Directive
Exactly as they appear, output all of the records. Skip any images.

Dataset entries
↓↓↓
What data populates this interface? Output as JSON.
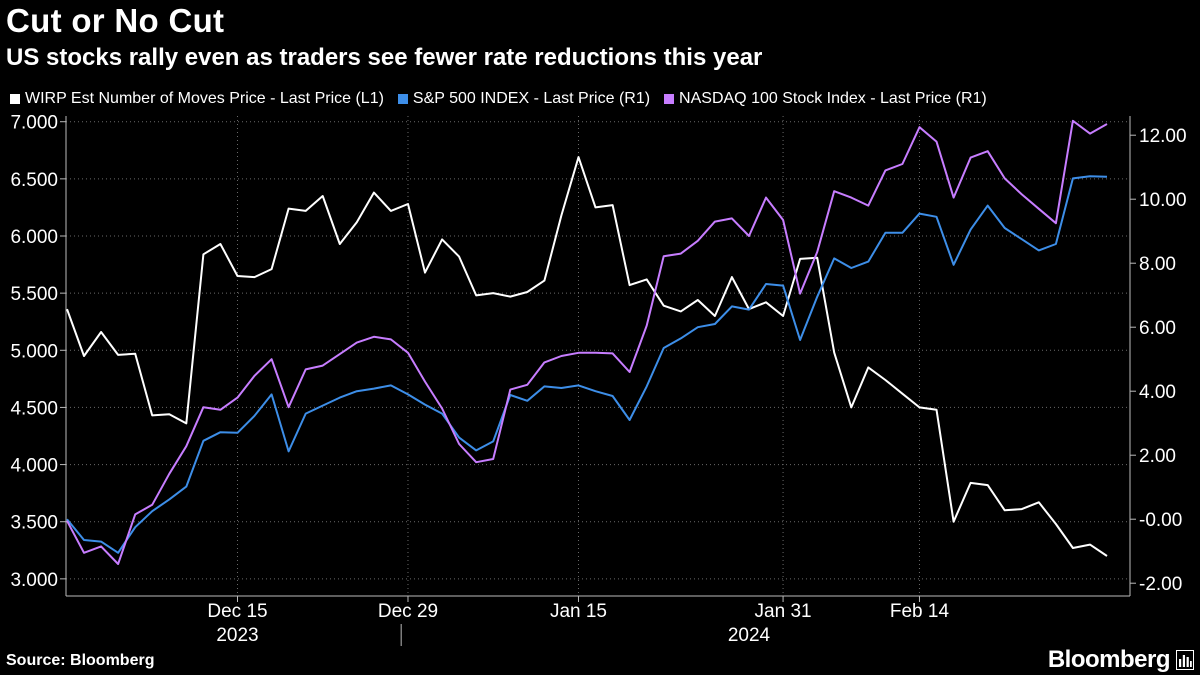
{
  "title": "Cut or No Cut",
  "subtitle": "US stocks rally even as traders see fewer rate reductions this year",
  "source": "Source: Bloomberg",
  "brand": "Bloomberg",
  "chart_data": {
    "type": "line",
    "title": "Cut or No Cut",
    "subtitle": "US stocks rally even as traders see fewer rate reductions this year",
    "legend_position": "top-left",
    "grid": true,
    "x_tick_labels": [
      "Dec 15",
      "Dec 29",
      "Jan 15",
      "Jan 31",
      "Feb 14"
    ],
    "x_tick_index": [
      10,
      20,
      30,
      42,
      50
    ],
    "year_labels": [
      "2023",
      "2024"
    ],
    "year_label_index": [
      10,
      40
    ],
    "year_divider_index": 19.6,
    "left_axis": {
      "ylim": [
        2.85,
        7.05
      ],
      "ticks": [
        "3.000",
        "3.500",
        "4.000",
        "4.500",
        "5.000",
        "5.500",
        "6.000",
        "6.500",
        "7.000"
      ],
      "tick_values": [
        3,
        3.5,
        4,
        4.5,
        5,
        5.5,
        6,
        6.5,
        7
      ]
    },
    "right_axis": {
      "ylim": [
        -2.4,
        12.6
      ],
      "ticks": [
        "-2.00",
        "-0.00",
        "2.00",
        "4.00",
        "6.00",
        "8.00",
        "10.00",
        "12.00"
      ],
      "tick_values": [
        -2,
        0,
        2,
        4,
        6,
        8,
        10,
        12
      ]
    },
    "series": [
      {
        "name": "WIRP Est Number of Moves Price - Last Price (L1)",
        "axis": "left",
        "color": "#ffffff",
        "values": [
          5.36,
          4.95,
          5.16,
          4.96,
          4.97,
          4.43,
          4.44,
          4.36,
          5.84,
          5.93,
          5.65,
          5.64,
          5.71,
          6.24,
          6.22,
          6.35,
          5.93,
          6.12,
          6.38,
          6.22,
          6.28,
          5.68,
          5.97,
          5.82,
          5.48,
          5.5,
          5.47,
          5.51,
          5.61,
          6.18,
          6.69,
          6.25,
          6.27,
          5.57,
          5.62,
          5.39,
          5.34,
          5.44,
          5.3,
          5.64,
          5.36,
          5.42,
          5.3,
          5.8,
          5.81,
          4.98,
          4.5,
          4.85,
          4.74,
          4.62,
          4.5,
          4.48,
          3.5,
          3.84,
          3.82,
          3.6,
          3.61,
          3.67,
          3.48,
          3.27,
          3.3,
          3.2
        ]
      },
      {
        "name": "S&P 500 INDEX - Last Price (R1)",
        "axis": "right",
        "color": "#3d8ee8",
        "values": [
          0.0,
          -0.65,
          -0.7,
          -1.05,
          -0.25,
          0.25,
          0.62,
          1.02,
          2.45,
          2.72,
          2.7,
          3.23,
          3.9,
          2.12,
          3.3,
          3.55,
          3.8,
          4.0,
          4.08,
          4.18,
          3.9,
          3.58,
          3.3,
          2.55,
          2.15,
          2.43,
          3.88,
          3.7,
          4.15,
          4.1,
          4.18,
          4.0,
          3.85,
          3.1,
          4.15,
          5.35,
          5.65,
          6.0,
          6.1,
          6.65,
          6.55,
          7.35,
          7.3,
          5.6,
          6.95,
          8.15,
          7.85,
          8.05,
          8.95,
          8.95,
          9.55,
          9.45,
          7.95,
          9.05,
          9.8,
          9.1,
          8.75,
          8.4,
          8.6,
          10.65,
          10.72,
          10.7
        ]
      },
      {
        "name": "NASDAQ 100 Stock Index - Last Price (R1)",
        "axis": "right",
        "color": "#c77dff",
        "values": [
          -0.05,
          -1.05,
          -0.85,
          -1.4,
          0.15,
          0.45,
          1.42,
          2.28,
          3.5,
          3.42,
          3.8,
          4.48,
          5.0,
          3.5,
          4.68,
          4.8,
          5.16,
          5.52,
          5.7,
          5.62,
          5.2,
          4.3,
          3.46,
          2.35,
          1.78,
          1.88,
          4.05,
          4.2,
          4.9,
          5.1,
          5.2,
          5.2,
          5.18,
          4.6,
          6.05,
          8.22,
          8.3,
          8.7,
          9.3,
          9.4,
          8.85,
          10.05,
          9.35,
          7.05,
          8.35,
          10.25,
          10.05,
          9.8,
          10.9,
          11.1,
          12.25,
          11.8,
          10.05,
          11.3,
          11.5,
          10.65,
          10.15,
          9.7,
          9.25,
          12.45,
          12.05,
          12.35
        ]
      }
    ]
  }
}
↑↑↑
Solution for this task
What data populates this interface? Output as JSON.
{
  "title": "Cut or No Cut",
  "subtitle": "US stocks rally even as traders see fewer rate reductions this year",
  "source": "Source: Bloomberg",
  "brand": "Bloomberg",
  "chart_data": {
    "type": "line",
    "title": "Cut or No Cut",
    "subtitle": "US stocks rally even as traders see fewer rate reductions this year",
    "legend_position": "top-left",
    "grid": true,
    "x_tick_labels": [
      "Dec 15",
      "Dec 29",
      "Jan 15",
      "Jan 31",
      "Feb 14"
    ],
    "x_tick_index": [
      10,
      20,
      30,
      42,
      50
    ],
    "year_labels": [
      "2023",
      "2024"
    ],
    "year_label_index": [
      10,
      40
    ],
    "year_divider_index": 19.6,
    "left_axis": {
      "ylim": [
        2.85,
        7.05
      ],
      "ticks": [
        "3.000",
        "3.500",
        "4.000",
        "4.500",
        "5.000",
        "5.500",
        "6.000",
        "6.500",
        "7.000"
      ],
      "tick_values": [
        3,
        3.5,
        4,
        4.5,
        5,
        5.5,
        6,
        6.5,
        7
      ]
    },
    "right_axis": {
      "ylim": [
        -2.4,
        12.6
      ],
      "ticks": [
        "-2.00",
        "-0.00",
        "2.00",
        "4.00",
        "6.00",
        "8.00",
        "10.00",
        "12.00"
      ],
      "tick_values": [
        -2,
        0,
        2,
        4,
        6,
        8,
        10,
        12
      ]
    },
    "series": [
      {
        "name": "WIRP Est Number of Moves Price - Last Price (L1)",
        "axis": "left",
        "color": "#ffffff",
        "values": [
          5.36,
          4.95,
          5.16,
          4.96,
          4.97,
          4.43,
          4.44,
          4.36,
          5.84,
          5.93,
          5.65,
          5.64,
          5.71,
          6.24,
          6.22,
          6.35,
          5.93,
          6.12,
          6.38,
          6.22,
          6.28,
          5.68,
          5.97,
          5.82,
          5.48,
          5.5,
          5.47,
          5.51,
          5.61,
          6.18,
          6.69,
          6.25,
          6.27,
          5.57,
          5.62,
          5.39,
          5.34,
          5.44,
          5.3,
          5.64,
          5.36,
          5.42,
          5.3,
          5.8,
          5.81,
          4.98,
          4.5,
          4.85,
          4.74,
          4.62,
          4.5,
          4.48,
          3.5,
          3.84,
          3.82,
          3.6,
          3.61,
          3.67,
          3.48,
          3.27,
          3.3,
          3.2
        ]
      },
      {
        "name": "S&P 500 INDEX - Last Price (R1)",
        "axis": "right",
        "color": "#3d8ee8",
        "values": [
          0.0,
          -0.65,
          -0.7,
          -1.05,
          -0.25,
          0.25,
          0.62,
          1.02,
          2.45,
          2.72,
          2.7,
          3.23,
          3.9,
          2.12,
          3.3,
          3.55,
          3.8,
          4.0,
          4.08,
          4.18,
          3.9,
          3.58,
          3.3,
          2.55,
          2.15,
          2.43,
          3.88,
          3.7,
          4.15,
          4.1,
          4.18,
          4.0,
          3.85,
          3.1,
          4.15,
          5.35,
          5.65,
          6.0,
          6.1,
          6.65,
          6.55,
          7.35,
          7.3,
          5.6,
          6.95,
          8.15,
          7.85,
          8.05,
          8.95,
          8.95,
          9.55,
          9.45,
          7.95,
          9.05,
          9.8,
          9.1,
          8.75,
          8.4,
          8.6,
          10.65,
          10.72,
          10.7
        ]
      },
      {
        "name": "NASDAQ 100 Stock Index - Last Price (R1)",
        "axis": "right",
        "color": "#c77dff",
        "values": [
          -0.05,
          -1.05,
          -0.85,
          -1.4,
          0.15,
          0.45,
          1.42,
          2.28,
          3.5,
          3.42,
          3.8,
          4.48,
          5.0,
          3.5,
          4.68,
          4.8,
          5.16,
          5.52,
          5.7,
          5.62,
          5.2,
          4.3,
          3.46,
          2.35,
          1.78,
          1.88,
          4.05,
          4.2,
          4.9,
          5.1,
          5.2,
          5.2,
          5.18,
          4.6,
          6.05,
          8.22,
          8.3,
          8.7,
          9.3,
          9.4,
          8.85,
          10.05,
          9.35,
          7.05,
          8.35,
          10.25,
          10.05,
          9.8,
          10.9,
          11.1,
          12.25,
          11.8,
          10.05,
          11.3,
          11.5,
          10.65,
          10.15,
          9.7,
          9.25,
          12.45,
          12.05,
          12.35
        ]
      }
    ]
  }
}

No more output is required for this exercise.